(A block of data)
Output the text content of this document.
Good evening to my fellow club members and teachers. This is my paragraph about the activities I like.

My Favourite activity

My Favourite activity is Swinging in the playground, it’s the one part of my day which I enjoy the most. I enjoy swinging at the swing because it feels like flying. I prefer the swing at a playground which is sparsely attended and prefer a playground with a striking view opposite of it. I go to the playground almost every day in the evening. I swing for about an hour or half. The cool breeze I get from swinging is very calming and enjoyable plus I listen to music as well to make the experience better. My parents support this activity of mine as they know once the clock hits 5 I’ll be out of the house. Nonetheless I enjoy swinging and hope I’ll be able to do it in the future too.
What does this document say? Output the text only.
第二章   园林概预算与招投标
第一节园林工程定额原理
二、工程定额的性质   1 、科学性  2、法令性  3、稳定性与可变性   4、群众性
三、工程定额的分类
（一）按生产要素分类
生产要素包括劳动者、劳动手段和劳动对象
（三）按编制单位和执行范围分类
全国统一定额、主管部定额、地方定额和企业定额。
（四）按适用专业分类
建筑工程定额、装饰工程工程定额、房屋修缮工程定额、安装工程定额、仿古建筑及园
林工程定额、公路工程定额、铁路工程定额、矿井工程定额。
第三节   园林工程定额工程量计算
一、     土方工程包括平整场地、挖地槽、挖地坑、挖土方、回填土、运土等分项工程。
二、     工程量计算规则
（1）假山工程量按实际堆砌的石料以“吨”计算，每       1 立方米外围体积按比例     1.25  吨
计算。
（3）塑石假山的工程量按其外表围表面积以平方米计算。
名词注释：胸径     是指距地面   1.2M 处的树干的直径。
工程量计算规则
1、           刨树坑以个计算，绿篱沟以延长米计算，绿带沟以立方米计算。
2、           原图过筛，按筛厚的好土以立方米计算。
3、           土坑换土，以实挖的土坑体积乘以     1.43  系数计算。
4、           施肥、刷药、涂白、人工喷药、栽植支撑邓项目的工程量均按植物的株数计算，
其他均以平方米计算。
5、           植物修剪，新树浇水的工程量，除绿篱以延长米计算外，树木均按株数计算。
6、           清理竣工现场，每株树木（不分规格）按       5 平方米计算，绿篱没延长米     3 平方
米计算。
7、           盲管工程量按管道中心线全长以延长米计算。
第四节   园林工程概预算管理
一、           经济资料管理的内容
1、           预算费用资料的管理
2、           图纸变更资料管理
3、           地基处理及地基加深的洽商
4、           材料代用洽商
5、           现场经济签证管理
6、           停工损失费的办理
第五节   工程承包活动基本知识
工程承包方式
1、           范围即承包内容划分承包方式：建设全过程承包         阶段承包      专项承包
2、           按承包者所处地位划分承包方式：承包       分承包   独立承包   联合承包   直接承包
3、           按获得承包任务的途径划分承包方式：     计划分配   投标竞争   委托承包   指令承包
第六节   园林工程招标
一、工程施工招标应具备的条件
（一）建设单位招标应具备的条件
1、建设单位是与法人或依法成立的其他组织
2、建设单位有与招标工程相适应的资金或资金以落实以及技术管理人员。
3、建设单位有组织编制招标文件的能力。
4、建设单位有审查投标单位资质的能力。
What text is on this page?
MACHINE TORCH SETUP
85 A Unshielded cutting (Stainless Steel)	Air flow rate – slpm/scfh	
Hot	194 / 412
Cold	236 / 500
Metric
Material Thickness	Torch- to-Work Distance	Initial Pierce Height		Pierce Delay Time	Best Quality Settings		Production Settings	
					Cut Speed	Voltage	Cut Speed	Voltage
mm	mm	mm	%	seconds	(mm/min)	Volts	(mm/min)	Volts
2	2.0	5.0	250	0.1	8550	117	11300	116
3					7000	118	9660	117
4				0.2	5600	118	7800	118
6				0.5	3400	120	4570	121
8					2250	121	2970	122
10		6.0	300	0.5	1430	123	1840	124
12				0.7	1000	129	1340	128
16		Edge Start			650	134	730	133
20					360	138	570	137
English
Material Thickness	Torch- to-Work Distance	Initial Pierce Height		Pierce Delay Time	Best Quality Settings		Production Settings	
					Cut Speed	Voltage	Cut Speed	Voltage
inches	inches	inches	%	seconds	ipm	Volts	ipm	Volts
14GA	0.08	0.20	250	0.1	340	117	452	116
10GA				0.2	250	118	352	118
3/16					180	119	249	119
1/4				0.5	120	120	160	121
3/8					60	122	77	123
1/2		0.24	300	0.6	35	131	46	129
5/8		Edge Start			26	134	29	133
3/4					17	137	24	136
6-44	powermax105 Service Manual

TASK REQUIREMENTS
Each line in the material either holds the string "about" or does not. State how many do, and nothing else.

RIGHT ANSWER
2